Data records
--- Start ---

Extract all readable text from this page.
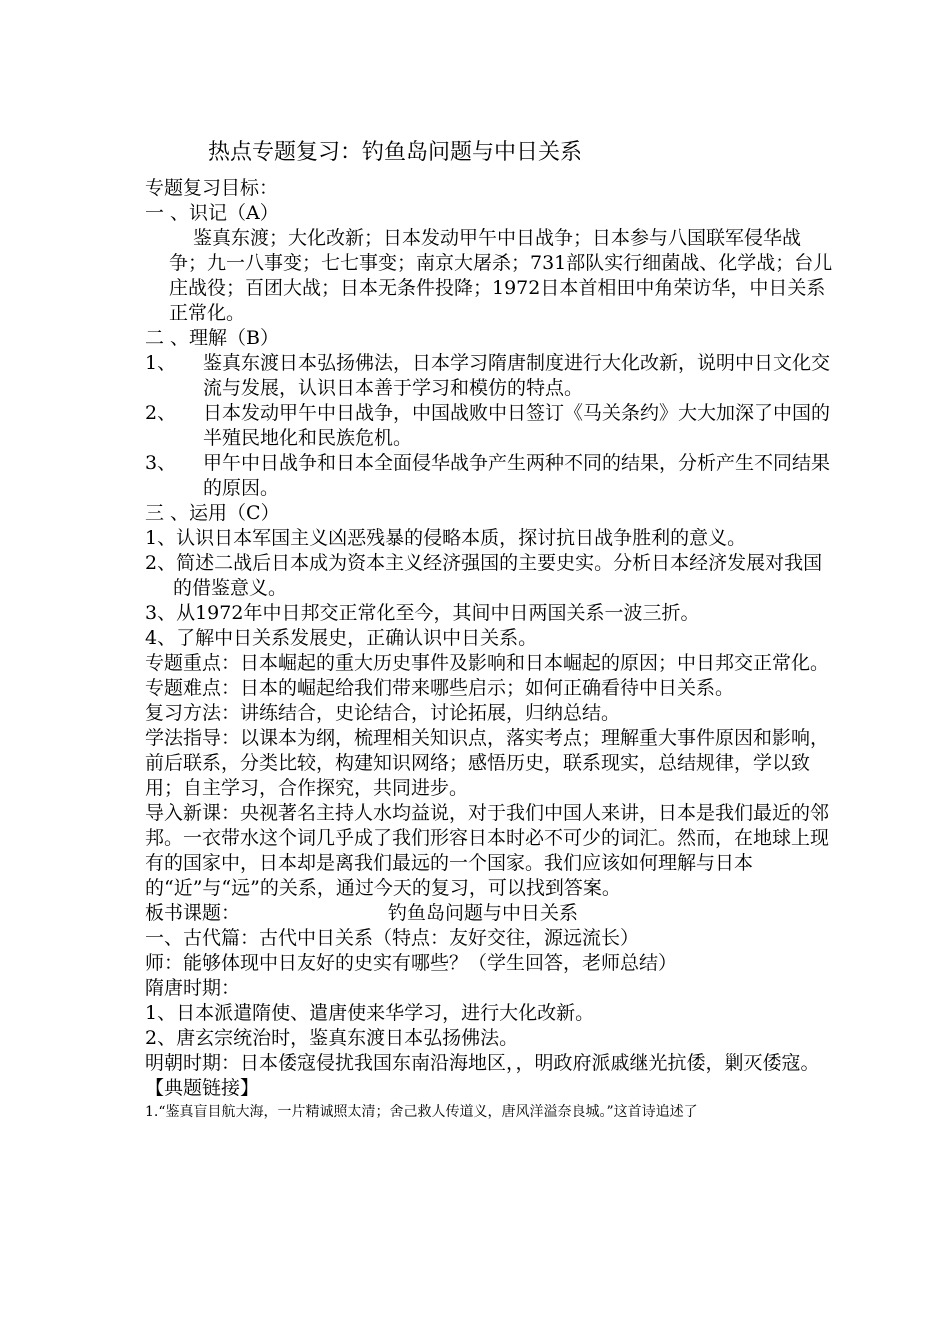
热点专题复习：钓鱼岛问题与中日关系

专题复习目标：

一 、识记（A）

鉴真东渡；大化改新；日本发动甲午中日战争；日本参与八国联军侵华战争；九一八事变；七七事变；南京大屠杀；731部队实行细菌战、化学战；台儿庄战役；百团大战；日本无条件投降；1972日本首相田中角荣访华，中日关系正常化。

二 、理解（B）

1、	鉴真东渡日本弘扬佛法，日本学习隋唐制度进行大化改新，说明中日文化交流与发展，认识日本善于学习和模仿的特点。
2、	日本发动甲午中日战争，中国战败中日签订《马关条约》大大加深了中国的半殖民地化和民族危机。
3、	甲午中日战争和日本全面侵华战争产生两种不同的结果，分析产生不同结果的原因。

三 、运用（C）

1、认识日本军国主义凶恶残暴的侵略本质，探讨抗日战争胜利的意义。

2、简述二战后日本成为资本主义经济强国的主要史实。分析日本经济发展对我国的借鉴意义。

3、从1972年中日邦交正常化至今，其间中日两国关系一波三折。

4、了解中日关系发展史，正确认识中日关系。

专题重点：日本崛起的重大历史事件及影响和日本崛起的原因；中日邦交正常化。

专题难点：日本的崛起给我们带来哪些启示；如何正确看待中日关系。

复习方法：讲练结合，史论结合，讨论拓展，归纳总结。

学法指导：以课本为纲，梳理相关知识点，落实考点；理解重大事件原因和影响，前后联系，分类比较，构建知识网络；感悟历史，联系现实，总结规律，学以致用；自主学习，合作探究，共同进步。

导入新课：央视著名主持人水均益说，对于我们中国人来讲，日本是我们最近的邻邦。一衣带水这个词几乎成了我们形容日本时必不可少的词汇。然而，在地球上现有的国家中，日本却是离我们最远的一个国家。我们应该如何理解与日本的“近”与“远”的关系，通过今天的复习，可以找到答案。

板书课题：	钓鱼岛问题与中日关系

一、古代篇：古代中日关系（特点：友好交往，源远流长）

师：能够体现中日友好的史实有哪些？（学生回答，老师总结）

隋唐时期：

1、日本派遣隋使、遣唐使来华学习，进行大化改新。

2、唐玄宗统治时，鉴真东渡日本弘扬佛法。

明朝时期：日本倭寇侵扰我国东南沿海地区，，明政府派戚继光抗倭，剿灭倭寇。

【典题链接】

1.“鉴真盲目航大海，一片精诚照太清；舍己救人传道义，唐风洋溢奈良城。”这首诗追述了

--- End ---
--- Start ---

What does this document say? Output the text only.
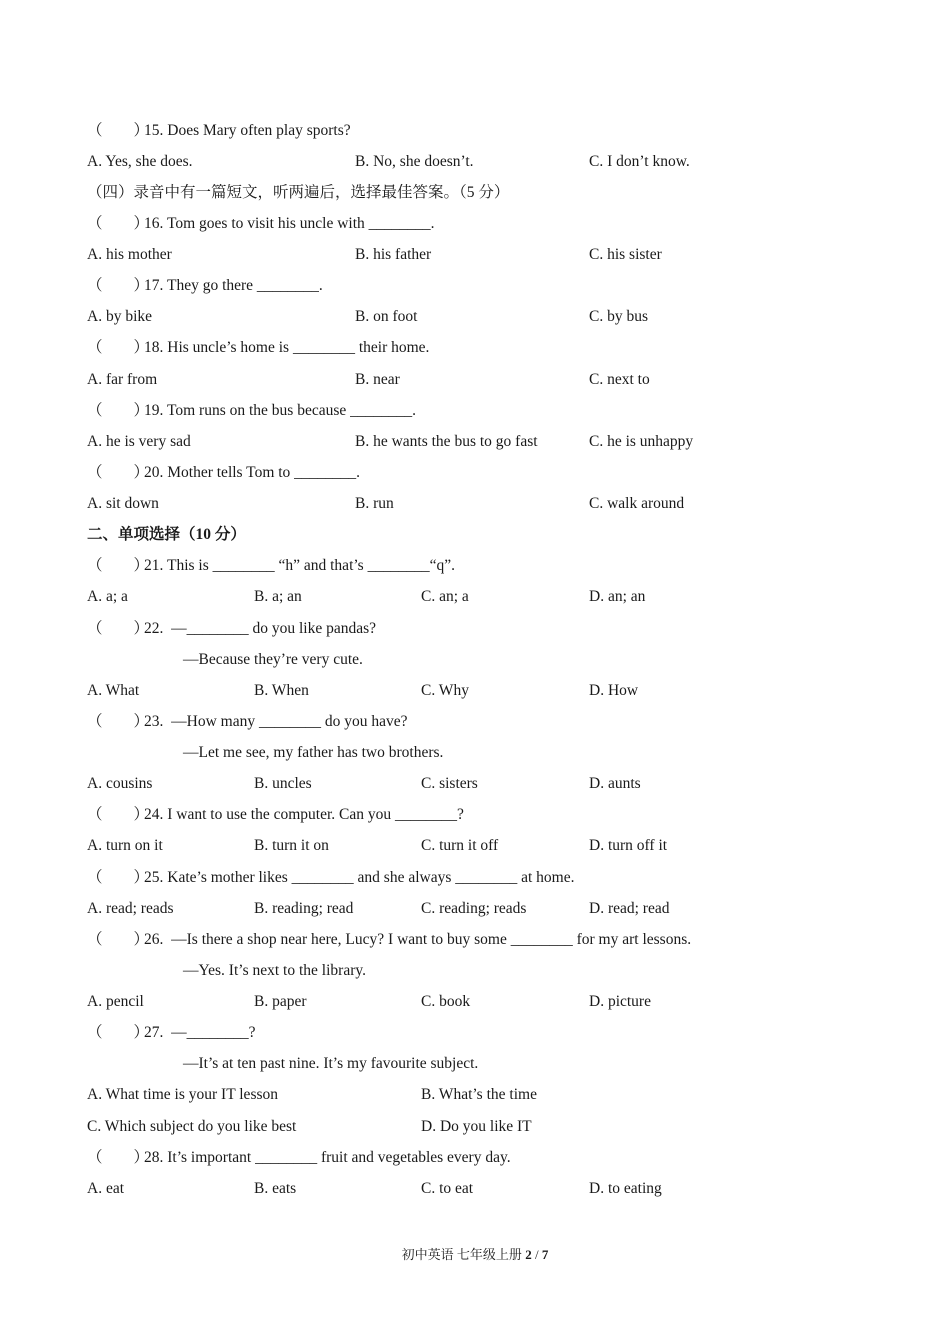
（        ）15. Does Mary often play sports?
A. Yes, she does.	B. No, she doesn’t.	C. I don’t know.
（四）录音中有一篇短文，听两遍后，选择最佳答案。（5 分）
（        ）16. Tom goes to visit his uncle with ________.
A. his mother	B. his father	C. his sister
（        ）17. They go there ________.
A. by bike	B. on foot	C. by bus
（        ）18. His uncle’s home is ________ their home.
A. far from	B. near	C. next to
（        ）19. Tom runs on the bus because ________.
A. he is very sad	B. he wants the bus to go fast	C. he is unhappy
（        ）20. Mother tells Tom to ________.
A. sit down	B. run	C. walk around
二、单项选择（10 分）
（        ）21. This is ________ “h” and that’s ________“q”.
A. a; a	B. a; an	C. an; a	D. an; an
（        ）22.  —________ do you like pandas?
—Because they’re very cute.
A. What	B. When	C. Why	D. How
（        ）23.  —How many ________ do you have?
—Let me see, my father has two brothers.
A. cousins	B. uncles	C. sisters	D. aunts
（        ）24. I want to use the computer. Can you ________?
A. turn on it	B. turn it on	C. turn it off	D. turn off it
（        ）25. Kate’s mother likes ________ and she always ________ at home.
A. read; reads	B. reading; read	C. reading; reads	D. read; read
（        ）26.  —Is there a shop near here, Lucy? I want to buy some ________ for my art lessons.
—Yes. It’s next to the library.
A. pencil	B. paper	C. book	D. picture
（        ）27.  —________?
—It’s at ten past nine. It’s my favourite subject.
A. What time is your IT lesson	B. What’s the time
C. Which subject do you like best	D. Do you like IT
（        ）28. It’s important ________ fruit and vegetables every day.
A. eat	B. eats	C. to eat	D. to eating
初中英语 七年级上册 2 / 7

--- End ---

> _To be done_:
Show all lines from the listing above in which "鉴真东渡日本弘扬佛法" appears.

> _Written solution_:
1、	鉴真东渡日本弘扬佛法，日本学习隋唐制度进行大化改新，说明中日文化交流与发展，认识日本善于学习和模仿的特点。
2、唐玄宗统治时，鉴真东渡日本弘扬佛法。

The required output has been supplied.